**SOURCE EXCERPT:**
Logwritten
SUNDAY, MAY 27, 2012 5:42 AM IST

New Delhi: The European Commission (EC) has allowed Indian companies that have listed their global depository receipts (GDRs) on European exchanges time till December 2014 to adopt accounting rules known as international financial reporting standards (IFRS).

Prime minister Manmohan Singh shakes hands with Jose Manuel Barroso, president of the EC, (R), as Herman Van Rompuy, president of the EU, looks on prior to talks at the India EU summit in New Delh. (Bloomberg)

Prime minister Manmohan Singh shakes hands with Jose Manuel Barroso, president of the EC, (R), as Herman Van Rompuy, president of the EU, looks on prior to talks at the India EU summit in New Delh. (Bloomberg)

The EC gave the three-year extension after the Indian government failed to meet its commitment to implement IFRS-compliant accounting standards, called Ind-AS, by 31 December.

“Uncertainties remain about the time-table for the implementation of an IFRS-compliant reporting system. As there are no issuers in India who have taken advantage of the voluntary early application of IFRS, there is no experience regarding IFRS enforcement,” said a note issued by the EC. Mint has reviewed a copy of the note.

Indian companies were asked to change their accounting norms to local standards that comply with the IFRS from the year that started on 1 April 2011, according to a a roadmap announced by the ministry of corporate affairs last year. Subsequently, 35 accounting standards, called Ind-AS, were notified but not implemented.

“It is appropriate to extend the transitional period for no more than three years, until 31 December 2014, in order to allow third country issuers to prepare their annual and half-yearly financial statements in accordance with the GAAP of India, in the Union,” the note said.

Prime Minister Manmohan Singh had committed to implement the first phase of IFRS by April 2011 at a Group of Twenty, or G-20, conference in London in 2009. Aligning with IFRS norms will help Indian companies raise cheaper capital overseas, besides making foreign listings and setting up subsidiaries and joint ventures abroad less cumbersome.

More than 150 nations have adopted IFRS, developed by the International Accounting Standard Board (IASB), an independent, privately funded standards body based in London.

More than 350 Indian GDR securities sold by companies including Reliance Industries Ltd, ITC Ltd, State Bank of India, Larsen and Toubro Ltd, Steel Authority of India Ltd, Axis Bank, Tata Power Ltd, Tata Steel Ltd, Cipla Ltd, Ranbaxy Laboratories Ltd are traded on European exchanges.

**DATASET EXTRACT:**
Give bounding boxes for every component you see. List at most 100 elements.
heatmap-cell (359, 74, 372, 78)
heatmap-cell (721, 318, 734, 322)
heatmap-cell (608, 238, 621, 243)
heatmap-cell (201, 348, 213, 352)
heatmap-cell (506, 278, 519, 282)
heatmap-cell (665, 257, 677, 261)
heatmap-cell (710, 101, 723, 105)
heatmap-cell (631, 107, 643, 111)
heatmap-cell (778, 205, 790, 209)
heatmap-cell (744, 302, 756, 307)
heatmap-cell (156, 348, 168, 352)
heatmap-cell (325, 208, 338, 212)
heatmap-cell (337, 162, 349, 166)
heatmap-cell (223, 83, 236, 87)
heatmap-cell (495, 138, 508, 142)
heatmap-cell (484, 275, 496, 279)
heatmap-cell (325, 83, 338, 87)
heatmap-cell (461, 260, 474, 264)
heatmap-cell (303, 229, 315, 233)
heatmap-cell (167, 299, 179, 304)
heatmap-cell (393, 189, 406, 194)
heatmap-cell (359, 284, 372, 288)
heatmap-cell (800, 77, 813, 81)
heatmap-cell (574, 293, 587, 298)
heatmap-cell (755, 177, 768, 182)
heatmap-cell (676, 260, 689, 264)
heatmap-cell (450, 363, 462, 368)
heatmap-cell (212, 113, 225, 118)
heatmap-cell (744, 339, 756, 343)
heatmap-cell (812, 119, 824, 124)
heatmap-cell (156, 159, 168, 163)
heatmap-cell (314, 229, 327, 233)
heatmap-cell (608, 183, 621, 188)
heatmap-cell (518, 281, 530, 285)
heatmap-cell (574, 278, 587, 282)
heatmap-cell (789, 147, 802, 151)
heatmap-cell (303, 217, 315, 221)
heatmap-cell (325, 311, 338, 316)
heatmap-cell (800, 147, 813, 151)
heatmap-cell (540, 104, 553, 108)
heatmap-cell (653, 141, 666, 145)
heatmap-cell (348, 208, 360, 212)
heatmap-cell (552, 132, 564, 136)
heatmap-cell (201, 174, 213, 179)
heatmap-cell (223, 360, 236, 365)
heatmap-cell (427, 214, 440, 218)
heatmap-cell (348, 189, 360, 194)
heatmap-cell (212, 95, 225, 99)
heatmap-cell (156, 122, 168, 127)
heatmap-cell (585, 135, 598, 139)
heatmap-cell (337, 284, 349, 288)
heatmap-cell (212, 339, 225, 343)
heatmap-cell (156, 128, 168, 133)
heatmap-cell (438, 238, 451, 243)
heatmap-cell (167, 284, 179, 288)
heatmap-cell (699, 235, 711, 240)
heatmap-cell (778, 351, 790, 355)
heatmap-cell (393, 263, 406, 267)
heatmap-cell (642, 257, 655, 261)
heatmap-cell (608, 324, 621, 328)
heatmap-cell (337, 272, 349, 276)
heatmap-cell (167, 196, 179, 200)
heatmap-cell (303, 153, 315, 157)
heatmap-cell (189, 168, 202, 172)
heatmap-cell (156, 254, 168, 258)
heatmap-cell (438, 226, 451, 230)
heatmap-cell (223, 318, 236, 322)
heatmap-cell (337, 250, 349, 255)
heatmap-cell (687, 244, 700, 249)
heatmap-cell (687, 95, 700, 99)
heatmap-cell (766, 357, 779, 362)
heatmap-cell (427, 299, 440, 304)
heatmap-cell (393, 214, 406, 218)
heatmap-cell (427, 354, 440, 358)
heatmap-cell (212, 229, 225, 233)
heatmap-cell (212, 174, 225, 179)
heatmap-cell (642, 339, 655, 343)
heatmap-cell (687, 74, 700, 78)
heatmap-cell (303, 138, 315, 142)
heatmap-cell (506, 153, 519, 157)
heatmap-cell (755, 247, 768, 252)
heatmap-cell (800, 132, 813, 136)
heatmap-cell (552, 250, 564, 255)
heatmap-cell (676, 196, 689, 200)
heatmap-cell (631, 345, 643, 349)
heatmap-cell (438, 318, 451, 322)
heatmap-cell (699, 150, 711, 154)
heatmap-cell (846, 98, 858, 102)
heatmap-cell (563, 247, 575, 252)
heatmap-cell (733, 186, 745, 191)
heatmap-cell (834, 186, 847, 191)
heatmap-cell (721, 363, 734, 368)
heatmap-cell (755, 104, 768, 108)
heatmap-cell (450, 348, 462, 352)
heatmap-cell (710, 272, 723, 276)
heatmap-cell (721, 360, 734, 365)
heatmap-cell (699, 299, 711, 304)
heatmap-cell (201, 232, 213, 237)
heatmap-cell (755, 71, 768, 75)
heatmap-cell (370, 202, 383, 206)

**SET TASKS:**
**1.** In the article on India's IFRS deadline extension, by what date does the European Commission now allow Indian companies with GDRs on European exchanges to adopt IFRS?
**2.** Write the next few paragraphs of the article on India's IFRS deadline extension, picking up after its final sentence.

**EXPECTED OUTPUTS:**
**1.** 31 December 2014.

**2.**
Jamil Khatri, executive director and global head of accounting advisory services at the consulting firm KPMG, said the extension of the deadline will help Indian companies avoid the trouble of preparing their accounts in more than one standard.

“The move by the EU (European Union) authorities to extend the relief from IFRS for a further period will benefit Indian companies with GDRs listed on the regulated EU markets as they will not have to maintain two sets of books to comply with IFRS,” said Khatri.

“It is now up to the Indian regulators to reciprocate and define India’s final road map for implementation of Ind-AS, the IFRS converged standards, so that these companies’ can transit to Ind-AS prior to the expiry of the extended relief period,” said Khatri.

Vinayak Pai, a Bangalore-based independent consultant on IFRS and business solutions, said companies listed on EU exchanges as a strategy should have voluntarily adopted full IFRS much earlier to demonstrate their aspiration to adopt global best practices.

“An internationally listed company cannot be at the mercy of transitory reliefs, more particularly in a scenario where IFRS convergence in India is a moving target,” said Pai. “The risk to EU-listed Indian companies remains in terms of when India will formally move to IFRS and how much we deviate in carve-outs (exceptions made in Ind-As).”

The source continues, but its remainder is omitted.